EXERCISE INSTRUCTIONS> Copy out the entire mailing-list reply below about the fsck.xfs log-replay patch, word for word.

DOCUMENT TEXT>
■ ■ ■ ■ ■ ■ ■
Re: [PATCH] fsck.xfs: mount/umount xfs fs to replay log before running xfs_repair

"Darrick J. Wong" <djwong@xxxxxxxxxx> · Mon, 10 Oct 2022 17:30:48 -0700

On Tue, Oct 11, 2022 at 10:29:32AM +1100, Dave Chinner wrote:
> On Mon, Oct 10, 2022 at 03:40:51PM +0000, Darrick Wong wrote:
> > LGTM, want to send this to the upstream list to start that discussion?

UGH, so I thought this was an internal thread, but it turns out that
linux-xfs has been cc'd for a while but none of the messages made it to
lore.

I'll fill in some missing context below.

> > --D
> > 
> > ________________________________________
> > From: Srikanth C S <srikanth.c.s@xxxxxxxxxx>
> > Sent: Monday, October 10, 2022 08:24
> > To: linux-xfs@xxxxxxxxxxxxxxx; Darrick Wong
> > Cc: Rajesh Sivaramasubramaniom; Junxiao Bi
> > Subject: [PATCH] fsck.xfs: mount/umount xfs fs to replay log before running xfs_repair
> > 
> > fsck.xfs does xfs_repair -e if fsck.mode=force is set. It is
> > possible that when the machine crashes, the fs is in inconsistent
> > state with the journal log not yet replayed. This can put the
> > machine into rescue shell. To address this problem, mount and
> > umount the fs before running xfs_repair.
■ ■ ■ ■ ■ ■ ■
RAW DATA>
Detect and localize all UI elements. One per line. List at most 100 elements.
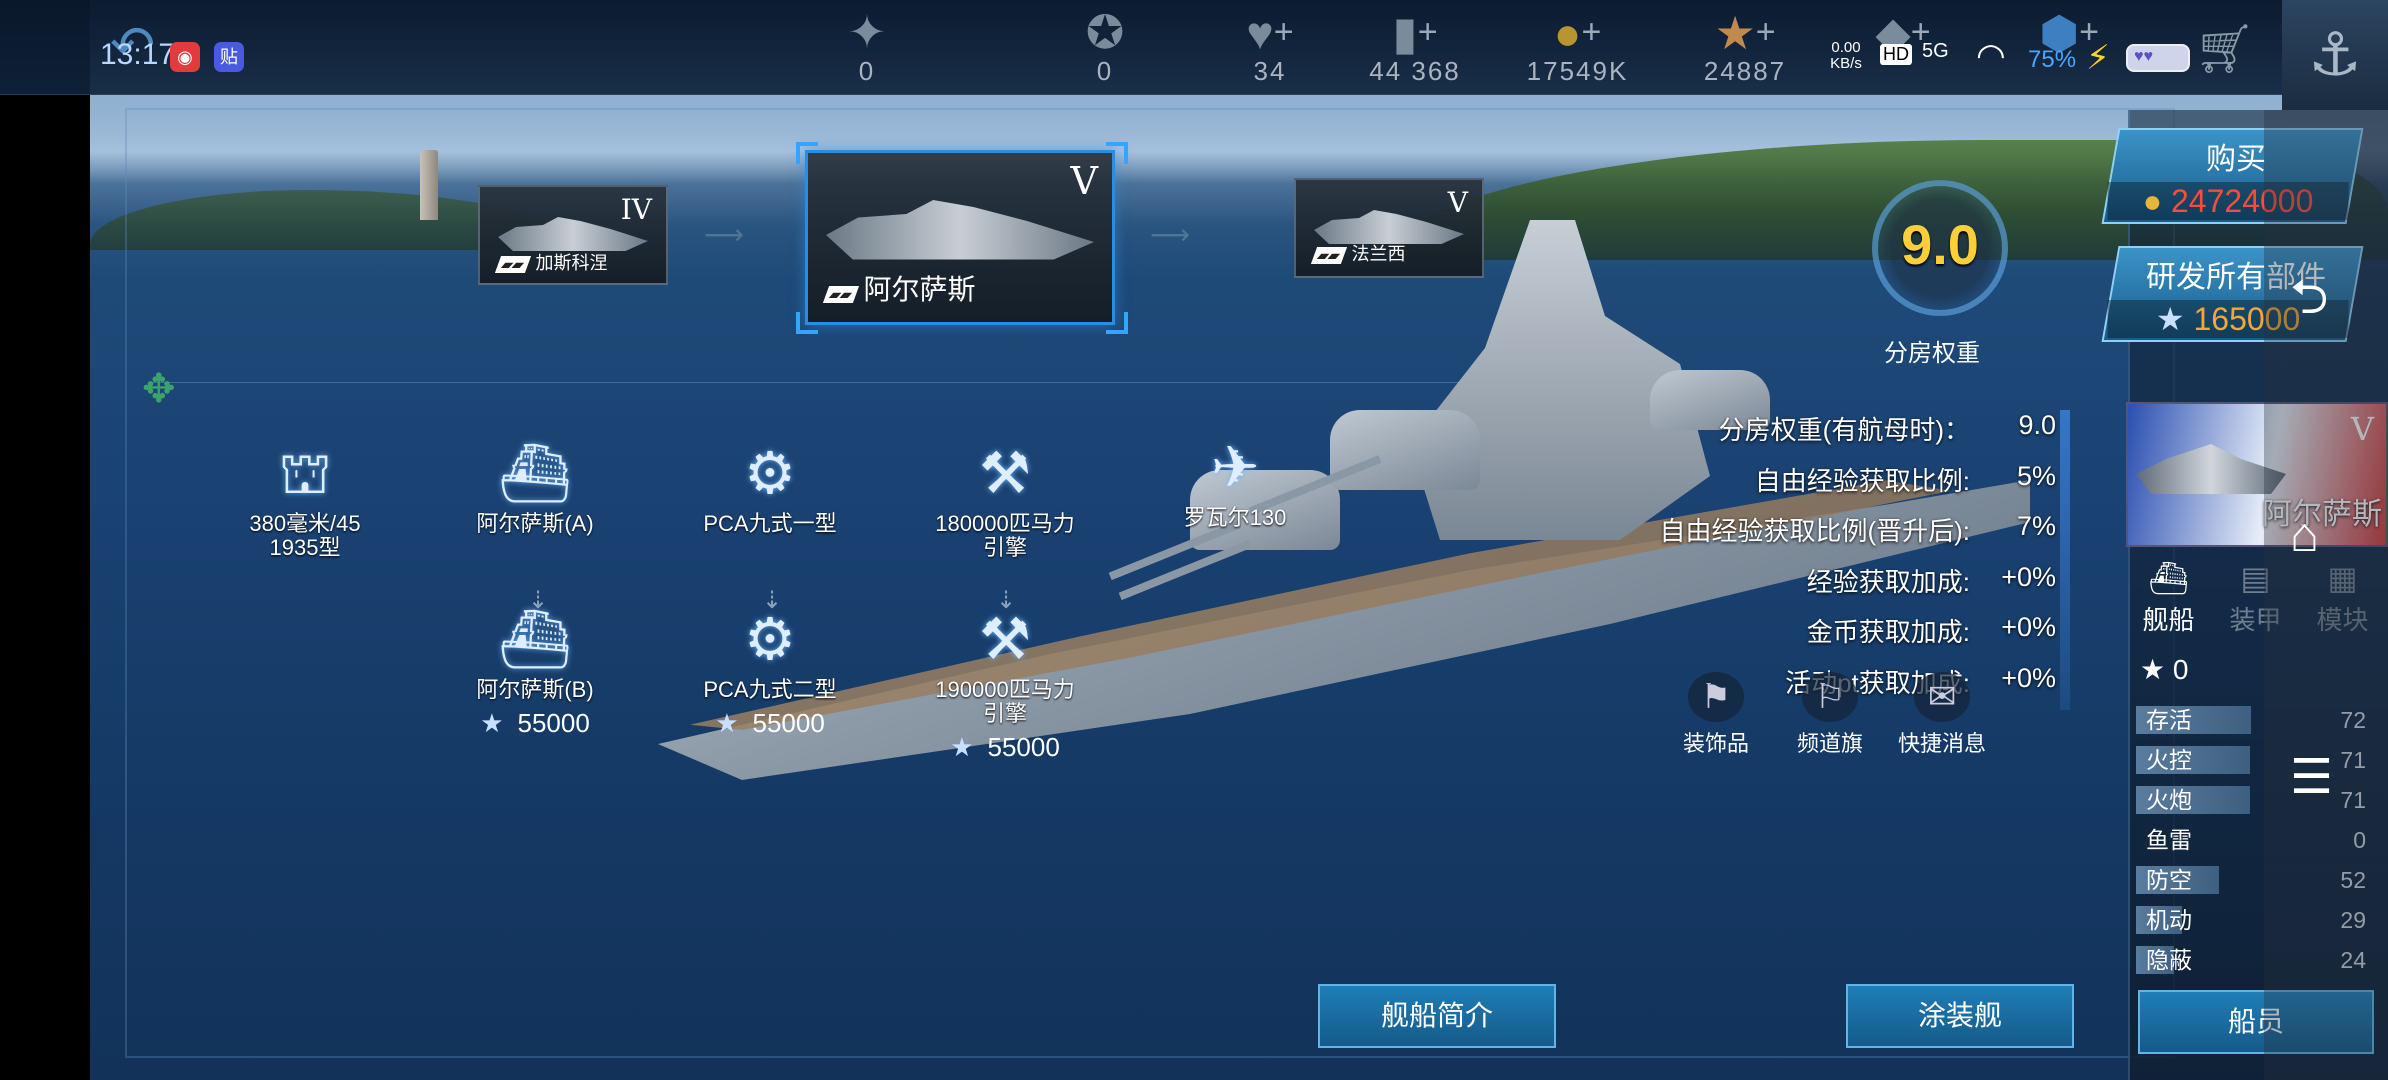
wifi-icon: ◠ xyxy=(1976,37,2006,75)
■ ■ ■ ■ ■ ■ ■
EXERCISE SOLUTION>
Re: [PATCH] fsck.xfs: mount/umount xfs fs to replay log before running xfs_repair

"Darrick J. Wong" <djwong@xxxxxxxxxx> · Mon, 10 Oct 2022 17:30:48 -0700

On Tue, Oct 11, 2022 at 10:29:32AM +1100, Dave Chinner wrote:
> On Mon, Oct 10, 2022 at 03:40:51PM +0000, Darrick Wong wrote:
> > LGTM, want to send this to the upstream list to start that discussion?

UGH, so I thought this was an internal thread, but it turns out that
linux-xfs has been cc'd for a while but none of the messages made it to
lore.

I'll fill in some missing context below.

> > --D
> > 
> > ________________________________________
> > From: Srikanth C S <srikanth.c.s@xxxxxxxxxx>
> > Sent: Monday, October 10, 2022 08:24
> > To: linux-xfs@xxxxxxxxxxxxxxx; Darrick Wong
> > Cc: Rajesh Sivaramasubramaniom; Junxiao Bi
> > Subject: [PATCH] fsck.xfs: mount/umount xfs fs to replay log before running xfs_repair
> > 
> > fsck.xfs does xfs_repair -e if fsck.mode=force is set. It is
> > possible that when the machine crashes, the fs is in inconsistent
> > state with the journal log not yet replayed. This can put the
> > machine into rescue shell. To address this problem, mount and
> > umount the fs before running xfs_repair.